▶
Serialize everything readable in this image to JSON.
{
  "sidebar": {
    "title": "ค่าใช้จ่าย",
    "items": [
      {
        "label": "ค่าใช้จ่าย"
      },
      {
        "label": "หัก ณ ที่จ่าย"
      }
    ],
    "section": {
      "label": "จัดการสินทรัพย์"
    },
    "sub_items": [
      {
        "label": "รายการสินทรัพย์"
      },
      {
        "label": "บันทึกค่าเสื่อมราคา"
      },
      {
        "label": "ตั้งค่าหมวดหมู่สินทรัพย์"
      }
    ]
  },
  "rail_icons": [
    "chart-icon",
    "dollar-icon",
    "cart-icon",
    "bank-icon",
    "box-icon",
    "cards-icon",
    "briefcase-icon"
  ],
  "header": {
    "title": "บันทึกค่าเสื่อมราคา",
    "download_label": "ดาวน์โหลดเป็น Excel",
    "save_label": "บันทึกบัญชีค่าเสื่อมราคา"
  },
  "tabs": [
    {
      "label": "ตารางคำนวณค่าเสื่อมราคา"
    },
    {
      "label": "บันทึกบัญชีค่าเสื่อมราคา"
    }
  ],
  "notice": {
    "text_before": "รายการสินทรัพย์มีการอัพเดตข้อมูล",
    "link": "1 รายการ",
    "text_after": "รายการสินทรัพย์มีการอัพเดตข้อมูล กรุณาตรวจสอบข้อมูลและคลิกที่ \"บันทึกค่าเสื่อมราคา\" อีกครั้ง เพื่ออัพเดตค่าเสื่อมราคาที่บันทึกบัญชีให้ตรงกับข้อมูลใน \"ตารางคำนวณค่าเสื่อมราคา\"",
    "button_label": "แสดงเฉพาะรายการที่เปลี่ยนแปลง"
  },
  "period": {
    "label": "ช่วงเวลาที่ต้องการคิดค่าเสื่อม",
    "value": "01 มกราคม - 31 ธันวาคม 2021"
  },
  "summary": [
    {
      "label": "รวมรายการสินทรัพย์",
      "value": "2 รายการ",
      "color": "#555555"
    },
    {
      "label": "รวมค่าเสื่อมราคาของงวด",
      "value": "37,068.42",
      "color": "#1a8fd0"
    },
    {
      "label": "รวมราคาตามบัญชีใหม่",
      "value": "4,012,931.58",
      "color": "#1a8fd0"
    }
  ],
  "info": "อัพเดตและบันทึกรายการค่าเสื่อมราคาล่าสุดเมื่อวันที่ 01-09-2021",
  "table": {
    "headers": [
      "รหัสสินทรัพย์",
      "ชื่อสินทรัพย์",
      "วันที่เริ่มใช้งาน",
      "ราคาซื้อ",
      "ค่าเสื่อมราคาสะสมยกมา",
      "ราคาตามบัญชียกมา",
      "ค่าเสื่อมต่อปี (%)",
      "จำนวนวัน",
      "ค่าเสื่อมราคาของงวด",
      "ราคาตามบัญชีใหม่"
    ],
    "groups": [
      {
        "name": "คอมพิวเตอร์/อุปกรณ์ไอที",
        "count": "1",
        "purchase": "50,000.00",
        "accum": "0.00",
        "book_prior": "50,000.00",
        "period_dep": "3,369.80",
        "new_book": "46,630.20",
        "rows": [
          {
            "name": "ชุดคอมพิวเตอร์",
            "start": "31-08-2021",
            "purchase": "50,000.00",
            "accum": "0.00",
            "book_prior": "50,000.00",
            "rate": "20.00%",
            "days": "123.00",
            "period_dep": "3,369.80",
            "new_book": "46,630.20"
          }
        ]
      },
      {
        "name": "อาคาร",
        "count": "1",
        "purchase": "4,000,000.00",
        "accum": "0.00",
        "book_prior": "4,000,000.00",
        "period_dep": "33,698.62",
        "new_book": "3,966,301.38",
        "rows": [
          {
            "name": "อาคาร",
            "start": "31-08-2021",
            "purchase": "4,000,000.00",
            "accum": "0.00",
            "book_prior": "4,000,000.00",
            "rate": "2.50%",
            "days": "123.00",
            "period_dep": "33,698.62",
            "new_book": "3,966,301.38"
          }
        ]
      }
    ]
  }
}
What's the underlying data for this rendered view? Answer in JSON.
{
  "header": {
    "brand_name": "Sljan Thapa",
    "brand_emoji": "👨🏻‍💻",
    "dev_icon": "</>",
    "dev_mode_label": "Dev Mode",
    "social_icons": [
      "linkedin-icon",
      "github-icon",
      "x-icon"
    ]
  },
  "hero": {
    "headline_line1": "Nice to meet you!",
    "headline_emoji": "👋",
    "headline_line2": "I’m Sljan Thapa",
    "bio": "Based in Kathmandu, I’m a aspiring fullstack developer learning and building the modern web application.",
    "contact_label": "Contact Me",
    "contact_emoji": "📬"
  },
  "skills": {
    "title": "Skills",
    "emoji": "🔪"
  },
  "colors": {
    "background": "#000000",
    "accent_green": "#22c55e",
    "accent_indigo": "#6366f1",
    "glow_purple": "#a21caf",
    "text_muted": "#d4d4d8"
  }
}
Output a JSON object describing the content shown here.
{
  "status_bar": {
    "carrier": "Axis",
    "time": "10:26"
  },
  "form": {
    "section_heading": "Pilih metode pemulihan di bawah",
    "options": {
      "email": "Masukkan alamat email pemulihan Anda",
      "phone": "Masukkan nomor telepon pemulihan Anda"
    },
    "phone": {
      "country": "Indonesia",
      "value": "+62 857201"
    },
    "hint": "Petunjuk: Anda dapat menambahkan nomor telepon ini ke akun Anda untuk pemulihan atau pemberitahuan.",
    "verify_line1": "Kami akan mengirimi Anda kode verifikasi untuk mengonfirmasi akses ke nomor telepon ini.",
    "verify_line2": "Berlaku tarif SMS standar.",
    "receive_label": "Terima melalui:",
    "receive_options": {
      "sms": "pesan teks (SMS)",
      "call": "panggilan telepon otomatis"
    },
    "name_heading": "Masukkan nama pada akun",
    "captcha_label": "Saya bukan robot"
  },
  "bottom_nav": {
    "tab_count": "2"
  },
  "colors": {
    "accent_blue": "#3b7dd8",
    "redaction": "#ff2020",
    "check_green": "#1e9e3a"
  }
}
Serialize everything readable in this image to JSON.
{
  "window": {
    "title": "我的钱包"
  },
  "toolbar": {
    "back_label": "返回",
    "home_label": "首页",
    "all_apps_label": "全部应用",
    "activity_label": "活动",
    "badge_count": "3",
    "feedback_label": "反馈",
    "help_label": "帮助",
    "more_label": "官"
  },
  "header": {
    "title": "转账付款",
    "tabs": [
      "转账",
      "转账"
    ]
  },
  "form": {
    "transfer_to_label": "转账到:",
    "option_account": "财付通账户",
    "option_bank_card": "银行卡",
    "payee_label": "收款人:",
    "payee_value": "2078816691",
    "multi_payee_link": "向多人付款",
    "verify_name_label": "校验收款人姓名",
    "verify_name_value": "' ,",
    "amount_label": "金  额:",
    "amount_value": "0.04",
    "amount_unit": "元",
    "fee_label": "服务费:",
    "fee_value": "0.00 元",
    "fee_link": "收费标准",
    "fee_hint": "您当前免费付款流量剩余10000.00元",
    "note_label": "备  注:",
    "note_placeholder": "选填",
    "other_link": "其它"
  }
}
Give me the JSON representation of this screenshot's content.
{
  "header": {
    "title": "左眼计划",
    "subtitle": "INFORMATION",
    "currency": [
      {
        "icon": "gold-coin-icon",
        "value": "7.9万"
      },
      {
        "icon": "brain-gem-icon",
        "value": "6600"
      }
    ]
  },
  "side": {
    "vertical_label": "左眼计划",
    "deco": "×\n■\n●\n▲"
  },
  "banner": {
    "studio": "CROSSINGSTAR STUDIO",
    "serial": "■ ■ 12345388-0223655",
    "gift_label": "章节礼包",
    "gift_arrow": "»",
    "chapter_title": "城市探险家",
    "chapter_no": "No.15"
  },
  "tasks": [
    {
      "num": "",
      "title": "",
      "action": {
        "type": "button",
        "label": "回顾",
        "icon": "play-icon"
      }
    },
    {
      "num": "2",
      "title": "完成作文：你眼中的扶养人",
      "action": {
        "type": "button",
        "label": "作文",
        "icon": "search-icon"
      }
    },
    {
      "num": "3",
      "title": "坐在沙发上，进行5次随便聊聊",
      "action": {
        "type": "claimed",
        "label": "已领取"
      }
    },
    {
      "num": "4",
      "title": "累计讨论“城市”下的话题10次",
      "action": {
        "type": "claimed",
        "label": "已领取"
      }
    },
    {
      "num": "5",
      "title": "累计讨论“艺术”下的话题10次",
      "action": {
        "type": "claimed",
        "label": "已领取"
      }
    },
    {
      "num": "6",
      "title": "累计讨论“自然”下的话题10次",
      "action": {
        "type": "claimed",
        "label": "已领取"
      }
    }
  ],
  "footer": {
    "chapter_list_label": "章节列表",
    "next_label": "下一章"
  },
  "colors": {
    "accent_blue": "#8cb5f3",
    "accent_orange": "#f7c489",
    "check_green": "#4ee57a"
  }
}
◀
Problem statement: Repeat only the stretch of lines starting at the one containing "Give me the" and running to the final line of the entries above.

Correct output:
Give me the JSON representation of this screenshot's content.
{
  "header": {
    "title": "左眼计划",
    "subtitle": "INFORMATION",
    "currency": [
      {
        "icon": "gold-coin-icon",
        "value": "7.9万"
      },
      {
        "icon": "brain-gem-icon",
        "value": "6600"
      }
    ]
  },
  "side": {
    "vertical_label": "左眼计划",
    "deco": "×\n■\n●\n▲"
  },
  "banner": {
    "studio": "CROSSINGSTAR STUDIO",
    "serial": "■ ■ 12345388-0223655",
    "gift_label": "章节礼包",
    "gift_arrow": "»",
    "chapter_title": "城市探险家",
    "chapter_no": "No.15"
  },
  "tasks": [
    {
      "num": "",
      "title": "",
      "action": {
        "type": "button",
        "label": "回顾",
        "icon": "play-icon"
      }
    },
    {
      "num": "2",
      "title": "完成作文：你眼中的扶养人",
      "action": {
        "type": "button",
        "label": "作文",
        "icon": "search-icon"
      }
    },
    {
      "num": "3",
      "title": "坐在沙发上，进行5次随便聊聊",
      "action": {
        "type": "claimed",
        "label": "已领取"
      }
    },
    {
      "num": "4",
      "title": "累计讨论“城市”下的话题10次",
      "action": {
        "type": "claimed",
        "label": "已领取"
      }
    },
    {
      "num": "5",
      "title": "累计讨论“艺术”下的话题10次",
      "action": {
        "type": "claimed",
        "label": "已领取"
      }
    },
    {
      "num": "6",
      "title": "累计讨论“自然”下的话题10次",
      "action": {
        "type": "claimed",
        "label": "已领取"
      }
    }
  ],
  "footer": {
    "chapter_list_label": "章节列表",
    "next_label": "下一章"
  },
  "colors": {
    "accent_blue": "#8cb5f3",
    "accent_orange": "#f7c489",
    "check_green": "#4ee57a"
  }
}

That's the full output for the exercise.